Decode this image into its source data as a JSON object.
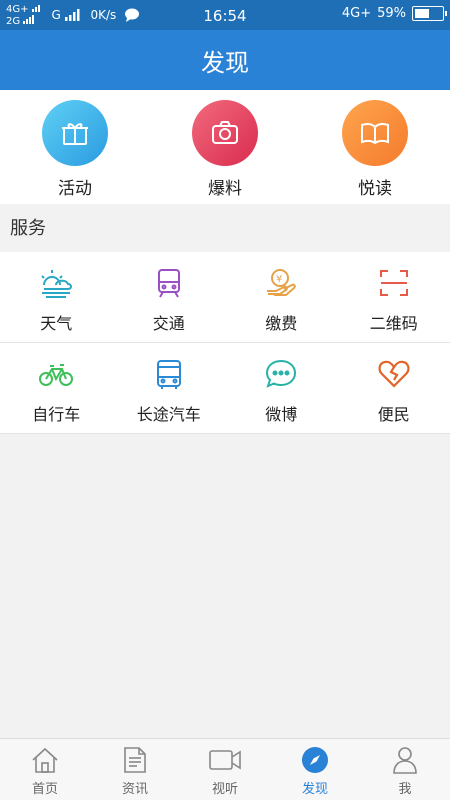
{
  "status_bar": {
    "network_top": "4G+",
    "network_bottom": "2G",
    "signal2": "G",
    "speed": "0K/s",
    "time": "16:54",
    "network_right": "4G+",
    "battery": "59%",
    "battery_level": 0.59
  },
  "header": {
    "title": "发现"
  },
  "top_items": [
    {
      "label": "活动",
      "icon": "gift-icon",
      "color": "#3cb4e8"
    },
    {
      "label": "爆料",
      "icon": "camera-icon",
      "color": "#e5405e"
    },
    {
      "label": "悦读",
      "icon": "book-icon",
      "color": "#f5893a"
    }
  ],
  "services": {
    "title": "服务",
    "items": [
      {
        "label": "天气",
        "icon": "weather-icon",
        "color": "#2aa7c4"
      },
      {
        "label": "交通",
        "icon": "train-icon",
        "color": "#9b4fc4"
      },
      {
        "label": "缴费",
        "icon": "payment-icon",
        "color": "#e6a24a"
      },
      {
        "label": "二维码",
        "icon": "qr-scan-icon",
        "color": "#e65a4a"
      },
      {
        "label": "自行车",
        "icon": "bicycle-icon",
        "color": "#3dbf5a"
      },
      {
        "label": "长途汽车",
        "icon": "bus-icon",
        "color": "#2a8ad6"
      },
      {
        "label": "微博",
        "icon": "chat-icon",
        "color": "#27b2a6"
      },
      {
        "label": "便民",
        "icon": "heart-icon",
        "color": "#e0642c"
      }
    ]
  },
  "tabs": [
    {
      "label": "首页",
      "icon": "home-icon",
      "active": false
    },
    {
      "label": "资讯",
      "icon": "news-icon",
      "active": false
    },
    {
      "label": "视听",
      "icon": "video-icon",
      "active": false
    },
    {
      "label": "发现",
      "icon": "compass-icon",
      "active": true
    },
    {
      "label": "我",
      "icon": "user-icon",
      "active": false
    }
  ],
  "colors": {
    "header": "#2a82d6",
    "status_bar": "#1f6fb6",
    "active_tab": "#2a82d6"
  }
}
...
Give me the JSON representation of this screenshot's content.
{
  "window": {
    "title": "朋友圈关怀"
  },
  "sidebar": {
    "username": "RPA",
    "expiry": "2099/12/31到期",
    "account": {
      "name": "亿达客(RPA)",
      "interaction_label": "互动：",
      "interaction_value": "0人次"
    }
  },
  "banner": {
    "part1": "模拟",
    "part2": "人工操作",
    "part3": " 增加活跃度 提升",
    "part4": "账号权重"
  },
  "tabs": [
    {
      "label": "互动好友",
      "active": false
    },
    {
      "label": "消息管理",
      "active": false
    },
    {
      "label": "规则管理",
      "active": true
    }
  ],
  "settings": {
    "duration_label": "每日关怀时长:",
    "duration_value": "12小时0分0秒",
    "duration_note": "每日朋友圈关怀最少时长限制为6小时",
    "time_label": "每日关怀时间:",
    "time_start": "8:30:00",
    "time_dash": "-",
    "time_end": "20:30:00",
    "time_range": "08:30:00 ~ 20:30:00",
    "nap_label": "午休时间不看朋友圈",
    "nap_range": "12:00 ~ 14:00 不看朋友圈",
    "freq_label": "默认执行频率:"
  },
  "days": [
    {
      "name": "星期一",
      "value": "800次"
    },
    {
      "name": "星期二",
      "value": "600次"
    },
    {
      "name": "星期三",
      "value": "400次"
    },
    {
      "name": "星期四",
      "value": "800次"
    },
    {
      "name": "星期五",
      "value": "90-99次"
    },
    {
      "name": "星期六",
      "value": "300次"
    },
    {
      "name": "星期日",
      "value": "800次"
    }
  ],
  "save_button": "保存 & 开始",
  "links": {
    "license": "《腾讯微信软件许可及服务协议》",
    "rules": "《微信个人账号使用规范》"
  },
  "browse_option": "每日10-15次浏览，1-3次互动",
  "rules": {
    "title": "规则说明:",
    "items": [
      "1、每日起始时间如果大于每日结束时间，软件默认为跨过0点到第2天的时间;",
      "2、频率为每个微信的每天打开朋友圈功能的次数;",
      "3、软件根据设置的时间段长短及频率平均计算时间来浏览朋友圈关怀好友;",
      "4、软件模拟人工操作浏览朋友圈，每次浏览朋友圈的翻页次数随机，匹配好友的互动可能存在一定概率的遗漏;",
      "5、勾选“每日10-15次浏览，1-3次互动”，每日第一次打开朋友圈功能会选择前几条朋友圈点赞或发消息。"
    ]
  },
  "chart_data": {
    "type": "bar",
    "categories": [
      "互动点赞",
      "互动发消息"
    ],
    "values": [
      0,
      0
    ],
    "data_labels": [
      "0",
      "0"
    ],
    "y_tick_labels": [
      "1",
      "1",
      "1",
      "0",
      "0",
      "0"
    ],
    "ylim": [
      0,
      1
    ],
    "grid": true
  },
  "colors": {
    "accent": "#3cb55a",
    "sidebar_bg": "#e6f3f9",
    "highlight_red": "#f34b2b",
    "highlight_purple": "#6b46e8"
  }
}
...
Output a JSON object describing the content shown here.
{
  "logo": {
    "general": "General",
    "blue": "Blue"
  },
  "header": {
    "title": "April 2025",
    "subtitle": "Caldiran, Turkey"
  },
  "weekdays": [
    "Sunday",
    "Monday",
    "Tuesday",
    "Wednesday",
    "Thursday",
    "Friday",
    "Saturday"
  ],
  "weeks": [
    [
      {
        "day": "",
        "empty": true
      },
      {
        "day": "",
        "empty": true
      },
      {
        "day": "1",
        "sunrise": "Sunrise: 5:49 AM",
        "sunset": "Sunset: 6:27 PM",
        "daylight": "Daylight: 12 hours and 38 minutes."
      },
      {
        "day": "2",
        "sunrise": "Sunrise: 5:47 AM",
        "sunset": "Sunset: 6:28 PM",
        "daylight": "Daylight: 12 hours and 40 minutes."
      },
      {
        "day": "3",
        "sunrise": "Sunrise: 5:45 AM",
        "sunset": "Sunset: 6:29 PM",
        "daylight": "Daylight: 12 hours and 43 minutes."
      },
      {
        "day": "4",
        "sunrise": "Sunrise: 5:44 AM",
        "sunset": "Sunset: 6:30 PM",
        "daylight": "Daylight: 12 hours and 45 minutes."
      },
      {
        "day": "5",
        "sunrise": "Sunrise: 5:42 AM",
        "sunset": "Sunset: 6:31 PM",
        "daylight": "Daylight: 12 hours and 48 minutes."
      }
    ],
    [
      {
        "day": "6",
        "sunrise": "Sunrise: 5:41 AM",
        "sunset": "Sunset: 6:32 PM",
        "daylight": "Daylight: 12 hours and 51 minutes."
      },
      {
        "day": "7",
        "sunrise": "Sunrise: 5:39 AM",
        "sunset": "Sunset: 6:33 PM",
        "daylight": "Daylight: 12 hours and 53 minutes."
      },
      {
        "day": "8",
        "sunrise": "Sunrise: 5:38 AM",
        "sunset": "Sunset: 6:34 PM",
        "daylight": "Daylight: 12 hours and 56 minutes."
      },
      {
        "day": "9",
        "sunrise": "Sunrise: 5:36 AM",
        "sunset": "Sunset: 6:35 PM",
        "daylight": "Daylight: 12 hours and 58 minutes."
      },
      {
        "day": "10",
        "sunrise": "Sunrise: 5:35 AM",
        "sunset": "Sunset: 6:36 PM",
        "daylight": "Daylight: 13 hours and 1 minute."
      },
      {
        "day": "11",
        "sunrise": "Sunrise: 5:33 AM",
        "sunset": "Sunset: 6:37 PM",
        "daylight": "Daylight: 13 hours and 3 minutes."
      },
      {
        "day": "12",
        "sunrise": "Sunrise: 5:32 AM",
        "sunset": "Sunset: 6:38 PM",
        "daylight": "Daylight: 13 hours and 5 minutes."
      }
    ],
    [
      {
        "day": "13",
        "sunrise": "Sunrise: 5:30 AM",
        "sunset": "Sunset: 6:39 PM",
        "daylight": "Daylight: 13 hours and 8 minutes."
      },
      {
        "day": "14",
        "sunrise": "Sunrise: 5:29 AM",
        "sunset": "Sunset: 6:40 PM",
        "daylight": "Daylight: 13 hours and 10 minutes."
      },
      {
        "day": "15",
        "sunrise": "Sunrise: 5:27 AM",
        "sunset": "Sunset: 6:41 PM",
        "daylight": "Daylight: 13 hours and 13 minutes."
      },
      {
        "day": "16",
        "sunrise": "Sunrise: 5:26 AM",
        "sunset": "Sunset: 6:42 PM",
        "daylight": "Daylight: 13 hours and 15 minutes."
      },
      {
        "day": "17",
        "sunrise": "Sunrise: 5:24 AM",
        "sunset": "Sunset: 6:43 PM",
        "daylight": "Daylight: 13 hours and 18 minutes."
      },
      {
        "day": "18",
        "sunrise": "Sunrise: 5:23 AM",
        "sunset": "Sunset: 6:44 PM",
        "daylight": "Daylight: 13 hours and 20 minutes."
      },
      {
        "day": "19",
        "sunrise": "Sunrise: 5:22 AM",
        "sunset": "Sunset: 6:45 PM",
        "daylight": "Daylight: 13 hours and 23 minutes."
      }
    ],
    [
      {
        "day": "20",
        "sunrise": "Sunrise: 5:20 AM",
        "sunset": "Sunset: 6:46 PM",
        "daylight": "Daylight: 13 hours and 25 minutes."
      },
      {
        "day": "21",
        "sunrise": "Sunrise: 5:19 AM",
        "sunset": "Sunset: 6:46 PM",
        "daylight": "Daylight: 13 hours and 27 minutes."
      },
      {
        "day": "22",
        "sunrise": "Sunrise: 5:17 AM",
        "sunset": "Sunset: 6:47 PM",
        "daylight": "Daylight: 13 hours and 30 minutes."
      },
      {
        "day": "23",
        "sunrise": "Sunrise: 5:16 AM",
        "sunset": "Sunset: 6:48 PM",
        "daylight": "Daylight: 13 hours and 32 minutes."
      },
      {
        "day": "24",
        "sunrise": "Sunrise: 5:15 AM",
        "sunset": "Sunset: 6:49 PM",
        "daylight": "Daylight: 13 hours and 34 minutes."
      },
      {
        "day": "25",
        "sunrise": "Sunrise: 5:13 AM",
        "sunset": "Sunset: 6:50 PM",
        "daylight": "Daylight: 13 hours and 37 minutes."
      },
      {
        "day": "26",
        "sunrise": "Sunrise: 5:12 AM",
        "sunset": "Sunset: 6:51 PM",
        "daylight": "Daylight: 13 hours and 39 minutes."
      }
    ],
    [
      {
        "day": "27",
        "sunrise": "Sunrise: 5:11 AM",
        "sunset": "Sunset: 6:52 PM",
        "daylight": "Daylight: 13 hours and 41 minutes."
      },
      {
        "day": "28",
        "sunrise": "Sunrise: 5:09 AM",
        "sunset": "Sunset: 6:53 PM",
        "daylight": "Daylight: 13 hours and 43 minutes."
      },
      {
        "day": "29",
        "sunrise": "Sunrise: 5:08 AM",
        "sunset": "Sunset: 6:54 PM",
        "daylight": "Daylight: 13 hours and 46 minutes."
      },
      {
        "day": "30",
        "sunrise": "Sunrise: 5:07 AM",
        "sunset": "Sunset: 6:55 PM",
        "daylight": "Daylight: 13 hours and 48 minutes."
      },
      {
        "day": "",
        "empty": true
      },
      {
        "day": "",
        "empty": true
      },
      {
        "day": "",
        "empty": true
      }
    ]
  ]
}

§ **EXERCISE PROMPT**: Filter the data for the string "JSON" and copy every line that has it.

§ **THE OUTPUT**:
Decode this image into its source data as a JSON object.
Give me the JSON representation of this screenshot's content.
Output a JSON object describing the content shown here.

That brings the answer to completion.